Task material:
<<<<

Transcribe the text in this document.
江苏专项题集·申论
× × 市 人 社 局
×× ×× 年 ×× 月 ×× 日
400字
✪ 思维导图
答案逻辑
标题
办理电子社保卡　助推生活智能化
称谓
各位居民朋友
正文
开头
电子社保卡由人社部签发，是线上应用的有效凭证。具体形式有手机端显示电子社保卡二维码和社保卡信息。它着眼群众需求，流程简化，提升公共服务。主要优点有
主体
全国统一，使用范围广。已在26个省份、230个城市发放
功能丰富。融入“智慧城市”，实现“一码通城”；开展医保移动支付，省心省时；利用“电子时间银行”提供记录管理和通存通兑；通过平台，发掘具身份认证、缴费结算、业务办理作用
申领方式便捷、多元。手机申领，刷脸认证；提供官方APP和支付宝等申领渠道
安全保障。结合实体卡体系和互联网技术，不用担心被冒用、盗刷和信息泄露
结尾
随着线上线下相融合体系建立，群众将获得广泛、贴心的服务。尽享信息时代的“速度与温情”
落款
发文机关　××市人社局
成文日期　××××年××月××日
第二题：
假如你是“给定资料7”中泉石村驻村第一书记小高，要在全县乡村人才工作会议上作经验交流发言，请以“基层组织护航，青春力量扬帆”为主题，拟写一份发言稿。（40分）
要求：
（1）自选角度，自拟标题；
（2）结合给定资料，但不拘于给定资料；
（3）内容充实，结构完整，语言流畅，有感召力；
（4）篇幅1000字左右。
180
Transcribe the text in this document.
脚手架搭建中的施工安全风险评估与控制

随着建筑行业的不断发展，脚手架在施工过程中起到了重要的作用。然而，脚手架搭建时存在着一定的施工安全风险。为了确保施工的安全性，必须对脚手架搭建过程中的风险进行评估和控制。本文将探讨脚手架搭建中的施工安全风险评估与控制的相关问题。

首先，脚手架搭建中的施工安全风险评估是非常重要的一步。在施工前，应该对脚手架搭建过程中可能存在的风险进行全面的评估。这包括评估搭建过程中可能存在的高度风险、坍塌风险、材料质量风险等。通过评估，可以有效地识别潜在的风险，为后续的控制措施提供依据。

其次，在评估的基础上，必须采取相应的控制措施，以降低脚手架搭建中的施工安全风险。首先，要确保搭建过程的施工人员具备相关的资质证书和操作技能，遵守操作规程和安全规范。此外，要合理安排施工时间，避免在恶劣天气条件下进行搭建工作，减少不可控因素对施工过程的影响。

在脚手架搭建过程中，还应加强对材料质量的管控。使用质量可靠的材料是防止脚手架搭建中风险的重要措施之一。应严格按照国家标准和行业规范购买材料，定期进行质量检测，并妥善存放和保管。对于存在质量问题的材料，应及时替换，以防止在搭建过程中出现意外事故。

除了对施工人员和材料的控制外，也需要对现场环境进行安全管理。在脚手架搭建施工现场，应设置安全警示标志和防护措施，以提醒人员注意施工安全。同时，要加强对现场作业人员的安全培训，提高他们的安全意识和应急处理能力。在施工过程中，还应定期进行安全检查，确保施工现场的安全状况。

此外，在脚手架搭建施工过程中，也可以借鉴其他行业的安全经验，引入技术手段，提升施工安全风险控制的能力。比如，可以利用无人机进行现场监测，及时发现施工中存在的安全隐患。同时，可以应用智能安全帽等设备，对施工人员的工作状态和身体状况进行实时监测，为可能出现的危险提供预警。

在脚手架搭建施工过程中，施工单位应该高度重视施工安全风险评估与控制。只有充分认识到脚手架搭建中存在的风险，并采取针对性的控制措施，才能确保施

>>>>

Written exercise: Retype the data in full and match it exactly.

Final answer:
Transcribe the text in this document.
江苏专项题集·申论
× × 市 人 社 局
×× ×× 年 ×× 月 ×× 日
400字
✪ 思维导图
答案逻辑
标题
办理电子社保卡　助推生活智能化
称谓
各位居民朋友
正文
开头
电子社保卡由人社部签发，是线上应用的有效凭证。具体形式有手机端显示电子社保卡二维码和社保卡信息。它着眼群众需求，流程简化，提升公共服务。主要优点有
主体
全国统一，使用范围广。已在26个省份、230个城市发放
功能丰富。融入“智慧城市”，实现“一码通城”；开展医保移动支付，省心省时；利用“电子时间银行”提供记录管理和通存通兑；通过平台，发掘具身份认证、缴费结算、业务办理作用
申领方式便捷、多元。手机申领，刷脸认证；提供官方APP和支付宝等申领渠道
安全保障。结合实体卡体系和互联网技术，不用担心被冒用、盗刷和信息泄露
结尾
随着线上线下相融合体系建立，群众将获得广泛、贴心的服务。尽享信息时代的“速度与温情”
落款
发文机关　××市人社局
成文日期　××××年××月××日
第二题：
假如你是“给定资料7”中泉石村驻村第一书记小高，要在全县乡村人才工作会议上作经验交流发言，请以“基层组织护航，青春力量扬帆”为主题，拟写一份发言稿。（40分）
要求：
（1）自选角度，自拟标题；
（2）结合给定资料，但不拘于给定资料；
（3）内容充实，结构完整，语言流畅，有感召力；
（4）篇幅1000字左右。
180
Transcribe the text in this document.
脚手架搭建中的施工安全风险评估与控制

随着建筑行业的不断发展，脚手架在施工过程中起到了重要的作用。然而，脚手架搭建时存在着一定的施工安全风险。为了确保施工的安全性，必须对脚手架搭建过程中的风险进行评估和控制。本文将探讨脚手架搭建中的施工安全风险评估与控制的相关问题。

首先，脚手架搭建中的施工安全风险评估是非常重要的一步。在施工前，应该对脚手架搭建过程中可能存在的风险进行全面的评估。这包括评估搭建过程中可能存在的高度风险、坍塌风险、材料质量风险等。通过评估，可以有效地识别潜在的风险，为后续的控制措施提供依据。

其次，在评估的基础上，必须采取相应的控制措施，以降低脚手架搭建中的施工安全风险。首先，要确保搭建过程的施工人员具备相关的资质证书和操作技能，遵守操作规程和安全规范。此外，要合理安排施工时间，避免在恶劣天气条件下进行搭建工作，减少不可控因素对施工过程的影响。

在脚手架搭建过程中，还应加强对材料质量的管控。使用质量可靠的材料是防止脚手架搭建中风险的重要措施之一。应严格按照国家标准和行业规范购买材料，定期进行质量检测，并妥善存放和保管。对于存在质量问题的材料，应及时替换，以防止在搭建过程中出现意外事故。

除了对施工人员和材料的控制外，也需要对现场环境进行安全管理。在脚手架搭建施工现场，应设置安全警示标志和防护措施，以提醒人员注意施工安全。同时，要加强对现场作业人员的安全培训，提高他们的安全意识和应急处理能力。在施工过程中，还应定期进行安全检查，确保施工现场的安全状况。

此外，在脚手架搭建施工过程中，也可以借鉴其他行业的安全经验，引入技术手段，提升施工安全风险控制的能力。比如，可以利用无人机进行现场监测，及时发现施工中存在的安全隐患。同时，可以应用智能安全帽等设备，对施工人员的工作状态和身体状况进行实时监测，为可能出现的危险提供预警。

在脚手架搭建施工过程中，施工单位应该高度重视施工安全风险评估与控制。只有充分认识到脚手架搭建中存在的风险，并采取针对性的控制措施，才能确保施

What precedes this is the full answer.